>>>>
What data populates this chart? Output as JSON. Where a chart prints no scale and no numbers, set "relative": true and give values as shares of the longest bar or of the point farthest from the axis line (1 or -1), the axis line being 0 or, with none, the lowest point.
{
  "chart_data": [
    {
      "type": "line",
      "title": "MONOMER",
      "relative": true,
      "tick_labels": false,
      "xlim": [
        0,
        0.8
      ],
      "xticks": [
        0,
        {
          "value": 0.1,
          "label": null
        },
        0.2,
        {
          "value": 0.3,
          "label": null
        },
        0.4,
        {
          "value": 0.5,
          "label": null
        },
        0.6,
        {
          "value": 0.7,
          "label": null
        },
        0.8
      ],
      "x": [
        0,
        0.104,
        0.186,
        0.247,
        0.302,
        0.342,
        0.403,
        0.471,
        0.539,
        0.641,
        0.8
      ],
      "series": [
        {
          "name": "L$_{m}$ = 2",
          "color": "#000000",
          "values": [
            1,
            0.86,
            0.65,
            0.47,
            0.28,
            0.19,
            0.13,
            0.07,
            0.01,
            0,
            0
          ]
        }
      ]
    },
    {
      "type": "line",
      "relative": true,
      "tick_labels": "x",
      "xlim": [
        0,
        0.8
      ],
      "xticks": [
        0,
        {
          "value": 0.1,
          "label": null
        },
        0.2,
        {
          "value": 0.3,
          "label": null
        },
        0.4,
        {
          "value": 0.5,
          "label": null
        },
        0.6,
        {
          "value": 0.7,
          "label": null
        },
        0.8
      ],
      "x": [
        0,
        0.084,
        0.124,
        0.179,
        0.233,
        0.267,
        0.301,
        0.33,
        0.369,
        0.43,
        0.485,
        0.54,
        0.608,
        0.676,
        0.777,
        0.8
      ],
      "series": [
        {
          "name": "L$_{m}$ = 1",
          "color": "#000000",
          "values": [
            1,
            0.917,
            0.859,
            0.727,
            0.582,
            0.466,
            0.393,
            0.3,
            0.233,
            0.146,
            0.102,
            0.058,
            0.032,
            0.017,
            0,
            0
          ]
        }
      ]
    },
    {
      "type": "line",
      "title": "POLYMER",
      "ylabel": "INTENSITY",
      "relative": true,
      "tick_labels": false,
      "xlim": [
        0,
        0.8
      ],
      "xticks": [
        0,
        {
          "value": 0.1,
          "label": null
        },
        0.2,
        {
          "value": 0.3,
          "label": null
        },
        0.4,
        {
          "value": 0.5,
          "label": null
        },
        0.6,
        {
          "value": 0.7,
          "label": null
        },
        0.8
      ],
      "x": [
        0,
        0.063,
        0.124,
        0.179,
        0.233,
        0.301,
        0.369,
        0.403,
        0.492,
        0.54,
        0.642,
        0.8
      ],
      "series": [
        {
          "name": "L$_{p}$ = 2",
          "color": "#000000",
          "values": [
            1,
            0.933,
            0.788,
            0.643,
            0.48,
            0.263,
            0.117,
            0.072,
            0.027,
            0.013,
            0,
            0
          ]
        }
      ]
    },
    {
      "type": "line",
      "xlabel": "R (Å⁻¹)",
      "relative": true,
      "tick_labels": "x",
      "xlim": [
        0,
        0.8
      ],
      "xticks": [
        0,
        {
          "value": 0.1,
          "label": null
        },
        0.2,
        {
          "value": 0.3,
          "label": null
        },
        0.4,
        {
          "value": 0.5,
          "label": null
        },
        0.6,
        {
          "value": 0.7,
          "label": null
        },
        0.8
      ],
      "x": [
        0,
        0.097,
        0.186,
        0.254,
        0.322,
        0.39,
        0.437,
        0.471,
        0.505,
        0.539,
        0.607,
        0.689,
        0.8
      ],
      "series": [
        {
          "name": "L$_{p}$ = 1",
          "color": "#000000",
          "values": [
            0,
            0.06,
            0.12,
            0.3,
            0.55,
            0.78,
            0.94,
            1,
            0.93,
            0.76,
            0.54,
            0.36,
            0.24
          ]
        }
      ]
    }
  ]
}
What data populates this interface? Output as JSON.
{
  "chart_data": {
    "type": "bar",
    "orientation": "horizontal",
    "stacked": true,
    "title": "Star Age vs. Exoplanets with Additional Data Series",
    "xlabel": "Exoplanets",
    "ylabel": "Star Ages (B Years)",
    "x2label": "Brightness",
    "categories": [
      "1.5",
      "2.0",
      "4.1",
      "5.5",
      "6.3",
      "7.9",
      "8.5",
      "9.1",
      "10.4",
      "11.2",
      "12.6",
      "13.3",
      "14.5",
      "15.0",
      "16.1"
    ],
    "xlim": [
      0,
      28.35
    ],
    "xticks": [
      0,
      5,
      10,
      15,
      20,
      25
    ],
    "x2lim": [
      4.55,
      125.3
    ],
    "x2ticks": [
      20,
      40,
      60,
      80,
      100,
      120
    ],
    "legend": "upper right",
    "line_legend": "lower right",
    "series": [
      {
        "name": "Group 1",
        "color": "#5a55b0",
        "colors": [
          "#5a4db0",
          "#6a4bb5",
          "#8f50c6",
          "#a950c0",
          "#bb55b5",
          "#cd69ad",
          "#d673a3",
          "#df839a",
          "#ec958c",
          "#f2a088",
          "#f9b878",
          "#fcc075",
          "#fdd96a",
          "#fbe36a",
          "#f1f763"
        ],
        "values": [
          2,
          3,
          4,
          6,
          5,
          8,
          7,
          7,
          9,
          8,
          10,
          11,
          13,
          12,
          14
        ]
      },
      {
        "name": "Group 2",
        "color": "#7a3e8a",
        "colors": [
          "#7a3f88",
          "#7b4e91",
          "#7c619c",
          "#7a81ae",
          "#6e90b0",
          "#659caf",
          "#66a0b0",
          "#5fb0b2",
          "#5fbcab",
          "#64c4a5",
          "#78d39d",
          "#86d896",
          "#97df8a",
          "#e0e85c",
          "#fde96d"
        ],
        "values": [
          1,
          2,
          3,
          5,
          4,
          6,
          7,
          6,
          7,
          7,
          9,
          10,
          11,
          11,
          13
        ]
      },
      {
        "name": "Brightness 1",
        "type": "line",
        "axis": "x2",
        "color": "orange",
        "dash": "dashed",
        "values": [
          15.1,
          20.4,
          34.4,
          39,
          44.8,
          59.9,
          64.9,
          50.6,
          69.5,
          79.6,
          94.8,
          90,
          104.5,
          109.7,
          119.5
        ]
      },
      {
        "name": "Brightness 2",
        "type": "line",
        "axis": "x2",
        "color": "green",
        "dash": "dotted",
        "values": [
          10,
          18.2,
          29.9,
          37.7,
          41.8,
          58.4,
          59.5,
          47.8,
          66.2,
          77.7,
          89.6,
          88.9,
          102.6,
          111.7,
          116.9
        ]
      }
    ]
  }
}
<<<<
• TASK GOAL: Extract the complete listing verbatim.

• OUTPUT OF THE EXERCISE:
What data populates this chart? Output as JSON. Where a chart prints no scale and no numbers, set "relative": true and give values as shares of the longest bar or of the point farthest from the axis line (1 or -1), the axis line being 0 or, with none, the lowest point.
{
  "chart_data": [
    {
      "type": "line",
      "title": "MONOMER",
      "relative": true,
      "tick_labels": false,
      "xlim": [
        0,
        0.8
      ],
      "xticks": [
        0,
        {
          "value": 0.1,
          "label": null
        },
        0.2,
        {
          "value": 0.3,
          "label": null
        },
        0.4,
        {
          "value": 0.5,
          "label": null
        },
        0.6,
        {
          "value": 0.7,
          "label": null
        },
        0.8
      ],
      "x": [
        0,
        0.104,
        0.186,
        0.247,
        0.302,
        0.342,
        0.403,
        0.471,
        0.539,
        0.641,
        0.8
      ],
      "series": [
        {
          "name": "L$_{m}$ = 2",
          "color": "#000000",
          "values": [
            1,
            0.86,
            0.65,
            0.47,
            0.28,
            0.19,
            0.13,
            0.07,
            0.01,
            0,
            0
          ]
        }
      ]
    },
    {
      "type": "line",
      "relative": true,
      "tick_labels": "x",
      "xlim": [
        0,
        0.8
      ],
      "xticks": [
        0,
        {
          "value": 0.1,
          "label": null
        },
        0.2,
        {
          "value": 0.3,
          "label": null
        },
        0.4,
        {
          "value": 0.5,
          "label": null
        },
        0.6,
        {
          "value": 0.7,
          "label": null
        },
        0.8
      ],
      "x": [
        0,
        0.084,
        0.124,
        0.179,
        0.233,
        0.267,
        0.301,
        0.33,
        0.369,
        0.43,
        0.485,
        0.54,
        0.608,
        0.676,
        0.777,
        0.8
      ],
      "series": [
        {
          "name": "L$_{m}$ = 1",
          "color": "#000000",
          "values": [
            1,
            0.917,
            0.859,
            0.727,
            0.582,
            0.466,
            0.393,
            0.3,
            0.233,
            0.146,
            0.102,
            0.058,
            0.032,
            0.017,
            0,
            0
          ]
        }
      ]
    },
    {
      "type": "line",
      "title": "POLYMER",
      "ylabel": "INTENSITY",
      "relative": true,
      "tick_labels": false,
      "xlim": [
        0,
        0.8
      ],
      "xticks": [
        0,
        {
          "value": 0.1,
          "label": null
        },
        0.2,
        {
          "value": 0.3,
          "label": null
        },
        0.4,
        {
          "value": 0.5,
          "label": null
        },
        0.6,
        {
          "value": 0.7,
          "label": null
        },
        0.8
      ],
      "x": [
        0,
        0.063,
        0.124,
        0.179,
        0.233,
        0.301,
        0.369,
        0.403,
        0.492,
        0.54,
        0.642,
        0.8
      ],
      "series": [
        {
          "name": "L$_{p}$ = 2",
          "color": "#000000",
          "values": [
            1,
            0.933,
            0.788,
            0.643,
            0.48,
            0.263,
            0.117,
            0.072,
            0.027,
            0.013,
            0,
            0
          ]
        }
      ]
    },
    {
      "type": "line",
      "xlabel": "R (Å⁻¹)",
      "relative": true,
      "tick_labels": "x",
      "xlim": [
        0,
        0.8
      ],
      "xticks": [
        0,
        {
          "value": 0.1,
          "label": null
        },
        0.2,
        {
          "value": 0.3,
          "label": null
        },
        0.4,
        {
          "value": 0.5,
          "label": null
        },
        0.6,
        {
          "value": 0.7,
          "label": null
        },
        0.8
      ],
      "x": [
        0,
        0.097,
        0.186,
        0.254,
        0.322,
        0.39,
        0.437,
        0.471,
        0.505,
        0.539,
        0.607,
        0.689,
        0.8
      ],
      "series": [
        {
          "name": "L$_{p}$ = 1",
          "color": "#000000",
          "values": [
            0,
            0.06,
            0.12,
            0.3,
            0.55,
            0.78,
            0.94,
            1,
            0.93,
            0.76,
            0.54,
            0.36,
            0.24
          ]
        }
      ]
    }
  ]
}
What data populates this interface? Output as JSON.
{
  "chart_data": {
    "type": "bar",
    "orientation": "horizontal",
    "stacked": true,
    "title": "Star Age vs. Exoplanets with Additional Data Series",
    "xlabel": "Exoplanets",
    "ylabel": "Star Ages (B Years)",
    "x2label": "Brightness",
    "categories": [
      "1.5",
      "2.0",
      "4.1",
      "5.5",
      "6.3",
      "7.9",
      "8.5",
      "9.1",
      "10.4",
      "11.2",
      "12.6",
      "13.3",
      "14.5",
      "15.0",
      "16.1"
    ],
    "xlim": [
      0,
      28.35
    ],
    "xticks": [
      0,
      5,
      10,
      15,
      20,
      25
    ],
    "x2lim": [
      4.55,
      125.3
    ],
    "x2ticks": [
      20,
      40,
      60,
      80,
      100,
      120
    ],
    "legend": "upper right",
    "line_legend": "lower right",
    "series": [
      {
        "name": "Group 1",
        "color": "#5a55b0",
        "colors": [
          "#5a4db0",
          "#6a4bb5",
          "#8f50c6",
          "#a950c0",
          "#bb55b5",
          "#cd69ad",
          "#d673a3",
          "#df839a",
          "#ec958c",
          "#f2a088",
          "#f9b878",
          "#fcc075",
          "#fdd96a",
          "#fbe36a",
          "#f1f763"
        ],
        "values": [
          2,
          3,
          4,
          6,
          5,
          8,
          7,
          7,
          9,
          8,
          10,
          11,
          13,
          12,
          14
        ]
      },
      {
        "name": "Group 2",
        "color": "#7a3e8a",
        "colors": [
          "#7a3f88",
          "#7b4e91",
          "#7c619c",
          "#7a81ae",
          "#6e90b0",
          "#659caf",
          "#66a0b0",
          "#5fb0b2",
          "#5fbcab",
          "#64c4a5",
          "#78d39d",
          "#86d896",
          "#97df8a",
          "#e0e85c",
          "#fde96d"
        ],
        "values": [
          1,
          2,
          3,
          5,
          4,
          6,
          7,
          6,
          7,
          7,
          9,
          10,
          11,
          11,
          13
        ]
      },
      {
        "name": "Brightness 1",
        "type": "line",
        "axis": "x2",
        "color": "orange",
        "dash": "dashed",
        "values": [
          15.1,
          20.4,
          34.4,
          39,
          44.8,
          59.9,
          64.9,
          50.6,
          69.5,
          79.6,
          94.8,
          90,
          104.5,
          109.7,
          119.5
        ]
      },
      {
        "name": "Brightness 2",
        "type": "line",
        "axis": "x2",
        "color": "green",
        "dash": "dotted",
        "values": [
          10,
          18.2,
          29.9,
          37.7,
          41.8,
          58.4,
          59.5,
          47.8,
          66.2,
          77.7,
          89.6,
          88.9,
          102.6,
          111.7,
          116.9
        ]
      }
    ]
  }
}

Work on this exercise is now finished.